▶ Task brief: Pull out every line below containing the word "grid".

▶ Entries provided:
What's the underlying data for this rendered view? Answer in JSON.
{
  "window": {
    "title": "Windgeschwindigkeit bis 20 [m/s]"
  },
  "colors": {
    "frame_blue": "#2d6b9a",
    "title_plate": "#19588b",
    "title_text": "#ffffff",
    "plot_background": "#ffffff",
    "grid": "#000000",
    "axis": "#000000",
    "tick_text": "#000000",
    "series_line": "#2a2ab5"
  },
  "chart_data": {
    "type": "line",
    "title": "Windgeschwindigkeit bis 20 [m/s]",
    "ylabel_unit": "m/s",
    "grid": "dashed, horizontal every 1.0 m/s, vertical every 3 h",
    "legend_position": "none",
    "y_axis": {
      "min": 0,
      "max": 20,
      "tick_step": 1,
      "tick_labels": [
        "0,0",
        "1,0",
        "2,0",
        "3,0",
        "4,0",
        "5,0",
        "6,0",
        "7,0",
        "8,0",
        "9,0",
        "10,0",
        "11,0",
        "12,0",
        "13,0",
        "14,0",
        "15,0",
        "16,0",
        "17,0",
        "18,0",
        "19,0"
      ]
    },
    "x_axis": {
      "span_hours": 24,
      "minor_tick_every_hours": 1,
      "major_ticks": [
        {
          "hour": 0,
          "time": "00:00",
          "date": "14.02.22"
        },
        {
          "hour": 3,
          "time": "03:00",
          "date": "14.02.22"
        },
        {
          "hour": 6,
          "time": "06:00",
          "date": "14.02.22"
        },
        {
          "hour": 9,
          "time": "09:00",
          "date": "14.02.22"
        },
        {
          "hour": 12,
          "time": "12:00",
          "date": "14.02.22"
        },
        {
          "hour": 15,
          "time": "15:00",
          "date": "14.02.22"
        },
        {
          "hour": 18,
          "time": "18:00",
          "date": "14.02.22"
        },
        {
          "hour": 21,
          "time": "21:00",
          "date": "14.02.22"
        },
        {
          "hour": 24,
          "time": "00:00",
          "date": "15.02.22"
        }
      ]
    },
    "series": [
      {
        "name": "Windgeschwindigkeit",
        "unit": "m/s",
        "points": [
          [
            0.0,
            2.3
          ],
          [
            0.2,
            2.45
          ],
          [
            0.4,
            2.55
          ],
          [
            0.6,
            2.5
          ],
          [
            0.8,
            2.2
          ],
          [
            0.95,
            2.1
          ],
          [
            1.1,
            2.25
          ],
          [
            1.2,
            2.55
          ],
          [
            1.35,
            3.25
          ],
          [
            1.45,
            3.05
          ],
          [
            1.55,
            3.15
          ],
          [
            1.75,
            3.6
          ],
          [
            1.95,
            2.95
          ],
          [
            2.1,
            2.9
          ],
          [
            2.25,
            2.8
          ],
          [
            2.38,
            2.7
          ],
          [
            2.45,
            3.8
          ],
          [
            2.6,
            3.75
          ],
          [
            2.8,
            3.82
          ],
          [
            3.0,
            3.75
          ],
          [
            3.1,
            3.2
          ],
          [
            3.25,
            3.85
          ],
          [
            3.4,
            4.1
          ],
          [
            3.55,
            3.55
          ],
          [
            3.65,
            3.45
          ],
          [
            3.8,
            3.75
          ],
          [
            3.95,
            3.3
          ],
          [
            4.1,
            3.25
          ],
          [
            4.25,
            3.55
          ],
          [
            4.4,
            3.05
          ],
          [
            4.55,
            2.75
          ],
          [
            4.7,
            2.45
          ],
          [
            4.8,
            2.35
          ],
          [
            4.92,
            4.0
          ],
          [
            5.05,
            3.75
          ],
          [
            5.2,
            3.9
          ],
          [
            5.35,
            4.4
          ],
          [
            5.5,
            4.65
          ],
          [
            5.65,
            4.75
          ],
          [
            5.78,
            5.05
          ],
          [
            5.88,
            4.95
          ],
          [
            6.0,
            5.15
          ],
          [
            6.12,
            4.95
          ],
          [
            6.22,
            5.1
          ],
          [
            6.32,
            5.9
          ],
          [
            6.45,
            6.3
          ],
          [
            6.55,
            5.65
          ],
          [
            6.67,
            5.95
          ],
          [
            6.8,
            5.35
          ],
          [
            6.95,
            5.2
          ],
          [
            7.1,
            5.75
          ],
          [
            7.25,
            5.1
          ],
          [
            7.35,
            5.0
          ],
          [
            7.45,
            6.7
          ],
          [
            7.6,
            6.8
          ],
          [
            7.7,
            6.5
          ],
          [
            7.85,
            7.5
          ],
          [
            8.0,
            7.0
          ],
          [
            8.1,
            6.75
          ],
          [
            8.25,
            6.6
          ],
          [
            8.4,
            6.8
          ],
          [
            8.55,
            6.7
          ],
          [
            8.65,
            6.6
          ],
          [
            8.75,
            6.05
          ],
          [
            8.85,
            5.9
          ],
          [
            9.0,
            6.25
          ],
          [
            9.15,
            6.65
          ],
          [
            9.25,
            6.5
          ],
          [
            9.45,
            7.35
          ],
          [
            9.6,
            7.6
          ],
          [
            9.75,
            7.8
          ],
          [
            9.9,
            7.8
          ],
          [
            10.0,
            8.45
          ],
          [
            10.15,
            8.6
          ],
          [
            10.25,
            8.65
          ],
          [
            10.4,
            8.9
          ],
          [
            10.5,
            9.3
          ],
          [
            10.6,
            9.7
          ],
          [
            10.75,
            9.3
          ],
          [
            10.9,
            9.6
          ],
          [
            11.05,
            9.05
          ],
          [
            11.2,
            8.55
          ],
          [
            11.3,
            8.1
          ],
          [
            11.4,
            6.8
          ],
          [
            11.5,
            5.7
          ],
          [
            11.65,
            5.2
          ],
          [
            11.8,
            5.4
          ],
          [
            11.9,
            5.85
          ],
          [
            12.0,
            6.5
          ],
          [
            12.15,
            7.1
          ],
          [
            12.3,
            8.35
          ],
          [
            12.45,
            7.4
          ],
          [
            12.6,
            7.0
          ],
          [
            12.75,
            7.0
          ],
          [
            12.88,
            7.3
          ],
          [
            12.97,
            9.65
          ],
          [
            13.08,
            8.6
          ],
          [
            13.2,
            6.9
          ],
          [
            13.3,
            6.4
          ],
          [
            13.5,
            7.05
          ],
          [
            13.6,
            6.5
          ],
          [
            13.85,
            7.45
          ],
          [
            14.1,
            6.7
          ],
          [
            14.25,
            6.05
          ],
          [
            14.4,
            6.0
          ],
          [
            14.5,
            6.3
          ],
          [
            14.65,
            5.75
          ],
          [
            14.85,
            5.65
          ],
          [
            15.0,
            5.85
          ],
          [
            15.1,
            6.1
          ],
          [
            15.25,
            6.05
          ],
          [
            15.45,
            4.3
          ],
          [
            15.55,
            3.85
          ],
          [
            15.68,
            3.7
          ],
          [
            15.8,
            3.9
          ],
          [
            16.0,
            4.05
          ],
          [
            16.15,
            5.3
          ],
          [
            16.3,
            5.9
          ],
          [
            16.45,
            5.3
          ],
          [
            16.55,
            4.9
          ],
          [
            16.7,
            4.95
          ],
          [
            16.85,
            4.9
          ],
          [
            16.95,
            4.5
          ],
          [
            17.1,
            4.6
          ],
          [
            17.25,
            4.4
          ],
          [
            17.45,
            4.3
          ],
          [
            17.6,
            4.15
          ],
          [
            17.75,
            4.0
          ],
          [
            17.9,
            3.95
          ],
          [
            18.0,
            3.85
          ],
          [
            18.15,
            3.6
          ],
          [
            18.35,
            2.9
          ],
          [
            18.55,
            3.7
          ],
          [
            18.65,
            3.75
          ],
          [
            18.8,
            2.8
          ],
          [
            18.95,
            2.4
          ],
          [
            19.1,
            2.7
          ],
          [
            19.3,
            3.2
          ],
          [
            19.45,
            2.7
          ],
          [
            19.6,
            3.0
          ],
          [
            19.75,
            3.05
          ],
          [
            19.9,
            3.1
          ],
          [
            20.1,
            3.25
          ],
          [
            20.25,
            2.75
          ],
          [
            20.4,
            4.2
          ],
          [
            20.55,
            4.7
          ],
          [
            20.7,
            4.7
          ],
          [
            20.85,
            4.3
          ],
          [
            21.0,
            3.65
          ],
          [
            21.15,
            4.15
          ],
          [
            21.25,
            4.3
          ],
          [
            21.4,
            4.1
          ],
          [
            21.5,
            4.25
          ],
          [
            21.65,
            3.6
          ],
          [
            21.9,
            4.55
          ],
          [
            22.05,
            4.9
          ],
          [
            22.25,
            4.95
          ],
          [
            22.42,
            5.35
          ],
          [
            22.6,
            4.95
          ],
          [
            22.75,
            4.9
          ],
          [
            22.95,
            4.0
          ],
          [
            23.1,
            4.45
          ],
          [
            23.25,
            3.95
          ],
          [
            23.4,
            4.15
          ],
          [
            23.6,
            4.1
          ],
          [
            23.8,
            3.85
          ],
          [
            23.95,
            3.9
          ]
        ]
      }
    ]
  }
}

▶ Answer for this exercise:
    "grid": "#000000",
    "grid": "dashed, horizontal every 1.0 m/s, vertical every 3 h",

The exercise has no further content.